◆ Exercise description
In the following material, identify every line holding the string "same" and return it.

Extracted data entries

□ □ □ □ □ □ □

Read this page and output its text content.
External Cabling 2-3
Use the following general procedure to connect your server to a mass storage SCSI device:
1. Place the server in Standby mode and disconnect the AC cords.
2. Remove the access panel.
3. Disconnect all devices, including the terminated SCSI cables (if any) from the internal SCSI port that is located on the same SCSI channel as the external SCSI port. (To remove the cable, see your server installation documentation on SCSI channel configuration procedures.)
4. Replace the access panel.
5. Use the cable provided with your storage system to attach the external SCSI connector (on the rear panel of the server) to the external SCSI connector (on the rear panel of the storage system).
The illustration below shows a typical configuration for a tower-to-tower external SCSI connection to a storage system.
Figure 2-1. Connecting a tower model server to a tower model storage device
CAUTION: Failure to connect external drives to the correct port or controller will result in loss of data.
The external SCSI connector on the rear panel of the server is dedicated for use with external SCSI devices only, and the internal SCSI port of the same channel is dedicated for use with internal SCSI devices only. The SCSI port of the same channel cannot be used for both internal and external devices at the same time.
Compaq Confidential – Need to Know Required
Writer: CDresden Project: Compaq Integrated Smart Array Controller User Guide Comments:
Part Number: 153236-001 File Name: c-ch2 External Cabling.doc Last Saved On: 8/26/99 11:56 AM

□ □ □ □ □ □ □

◆ Solution to the problem
3. Disconnect all devices, including the terminated SCSI cables (if any) from the internal SCSI port that is located on the same SCSI channel as the external SCSI port. (To remove the cable, see your server installation documentation on SCSI channel configuration procedures.)
The external SCSI connector on the rear panel of the server is dedicated for use with external SCSI devices only, and the internal SCSI port of the same channel is dedicated for use with internal SCSI devices only. The SCSI port of the same channel cannot be used for both internal and external devices at the same time.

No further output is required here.